Provided entries:
******

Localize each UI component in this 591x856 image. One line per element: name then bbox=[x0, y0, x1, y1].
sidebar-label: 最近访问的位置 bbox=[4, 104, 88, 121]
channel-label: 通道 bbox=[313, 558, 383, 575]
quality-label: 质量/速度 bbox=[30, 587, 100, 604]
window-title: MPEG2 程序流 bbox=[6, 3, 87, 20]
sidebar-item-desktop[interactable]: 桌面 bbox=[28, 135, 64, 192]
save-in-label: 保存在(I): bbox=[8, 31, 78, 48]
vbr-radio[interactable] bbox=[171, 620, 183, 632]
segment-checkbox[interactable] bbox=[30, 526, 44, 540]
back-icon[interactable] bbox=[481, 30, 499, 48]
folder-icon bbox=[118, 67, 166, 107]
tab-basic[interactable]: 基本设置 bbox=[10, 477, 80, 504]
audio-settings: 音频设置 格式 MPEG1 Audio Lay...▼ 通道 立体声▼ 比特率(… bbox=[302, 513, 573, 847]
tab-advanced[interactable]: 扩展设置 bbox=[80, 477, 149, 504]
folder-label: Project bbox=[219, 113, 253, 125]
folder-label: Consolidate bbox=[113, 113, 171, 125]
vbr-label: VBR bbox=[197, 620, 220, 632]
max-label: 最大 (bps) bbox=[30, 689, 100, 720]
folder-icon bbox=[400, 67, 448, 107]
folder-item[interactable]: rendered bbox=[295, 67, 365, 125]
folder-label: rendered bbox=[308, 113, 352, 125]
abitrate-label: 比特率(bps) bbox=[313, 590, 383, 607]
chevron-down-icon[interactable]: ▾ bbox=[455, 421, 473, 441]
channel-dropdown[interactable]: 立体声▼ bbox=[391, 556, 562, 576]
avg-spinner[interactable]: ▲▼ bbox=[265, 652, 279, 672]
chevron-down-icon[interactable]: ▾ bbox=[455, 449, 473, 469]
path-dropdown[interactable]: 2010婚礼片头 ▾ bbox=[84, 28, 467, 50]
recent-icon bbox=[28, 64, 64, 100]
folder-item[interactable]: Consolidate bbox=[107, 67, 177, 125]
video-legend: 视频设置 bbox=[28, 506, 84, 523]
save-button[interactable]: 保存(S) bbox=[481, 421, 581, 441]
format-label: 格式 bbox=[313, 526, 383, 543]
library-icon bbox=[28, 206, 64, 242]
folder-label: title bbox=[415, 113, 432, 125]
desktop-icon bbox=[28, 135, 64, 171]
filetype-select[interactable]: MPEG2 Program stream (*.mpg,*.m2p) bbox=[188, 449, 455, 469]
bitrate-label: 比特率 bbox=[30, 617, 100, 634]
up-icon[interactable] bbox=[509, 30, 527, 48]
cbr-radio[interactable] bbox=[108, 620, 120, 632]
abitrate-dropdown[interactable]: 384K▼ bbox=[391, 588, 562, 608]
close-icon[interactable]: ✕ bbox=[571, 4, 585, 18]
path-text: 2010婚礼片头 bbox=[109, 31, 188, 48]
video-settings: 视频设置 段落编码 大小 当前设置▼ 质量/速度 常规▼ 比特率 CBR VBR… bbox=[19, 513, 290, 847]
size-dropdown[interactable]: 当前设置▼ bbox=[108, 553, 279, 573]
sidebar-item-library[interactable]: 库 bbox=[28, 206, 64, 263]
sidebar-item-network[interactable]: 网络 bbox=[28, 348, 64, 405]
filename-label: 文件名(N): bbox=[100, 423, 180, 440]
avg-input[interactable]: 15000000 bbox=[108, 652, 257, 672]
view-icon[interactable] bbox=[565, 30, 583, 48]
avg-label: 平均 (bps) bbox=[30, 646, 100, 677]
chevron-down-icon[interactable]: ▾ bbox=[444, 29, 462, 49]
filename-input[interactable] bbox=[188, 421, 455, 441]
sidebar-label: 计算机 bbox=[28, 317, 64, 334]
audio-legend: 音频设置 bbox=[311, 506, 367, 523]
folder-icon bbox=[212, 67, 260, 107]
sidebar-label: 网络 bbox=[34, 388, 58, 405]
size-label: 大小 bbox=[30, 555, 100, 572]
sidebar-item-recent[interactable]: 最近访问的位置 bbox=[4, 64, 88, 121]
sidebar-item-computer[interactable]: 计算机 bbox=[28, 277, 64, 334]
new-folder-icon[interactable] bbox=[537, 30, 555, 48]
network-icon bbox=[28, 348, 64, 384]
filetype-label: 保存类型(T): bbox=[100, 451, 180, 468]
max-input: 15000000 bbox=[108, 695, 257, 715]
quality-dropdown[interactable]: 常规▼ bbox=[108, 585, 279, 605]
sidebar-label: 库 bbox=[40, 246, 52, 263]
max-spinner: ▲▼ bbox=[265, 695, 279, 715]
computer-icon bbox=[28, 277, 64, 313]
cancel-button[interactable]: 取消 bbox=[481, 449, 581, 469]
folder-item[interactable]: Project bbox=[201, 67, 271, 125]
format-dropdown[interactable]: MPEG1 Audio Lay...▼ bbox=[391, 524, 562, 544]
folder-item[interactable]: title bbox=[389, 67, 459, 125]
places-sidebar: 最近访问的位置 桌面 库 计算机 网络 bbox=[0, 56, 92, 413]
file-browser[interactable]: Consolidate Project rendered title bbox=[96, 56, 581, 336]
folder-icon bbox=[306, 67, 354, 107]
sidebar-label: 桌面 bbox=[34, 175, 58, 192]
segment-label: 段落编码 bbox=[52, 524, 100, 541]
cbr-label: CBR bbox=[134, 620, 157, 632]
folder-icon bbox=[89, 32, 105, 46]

******

Given request:
Change "interactable" to "clickable" throughout the lines starting at the first line and ending at the line that contains "folder-icon bbox=[118, 67, 166, 107]", leaving everything else in those lines unchanged. Give only those lines.

Answer to the task:
Localize each UI component in this 591x856 image. One line per element: name then bbox=[x0, y0, x1, y1].
sidebar-label: 最近访问的位置 bbox=[4, 104, 88, 121]
channel-label: 通道 bbox=[313, 558, 383, 575]
quality-label: 质量/速度 bbox=[30, 587, 100, 604]
window-title: MPEG2 程序流 bbox=[6, 3, 87, 20]
sidebar-item-desktop[clickable]: 桌面 bbox=[28, 135, 64, 192]
save-in-label: 保存在(I): bbox=[8, 31, 78, 48]
vbr-radio[clickable] bbox=[171, 620, 183, 632]
segment-checkbox[clickable] bbox=[30, 526, 44, 540]
back-icon[clickable] bbox=[481, 30, 499, 48]
folder-icon bbox=[118, 67, 166, 107]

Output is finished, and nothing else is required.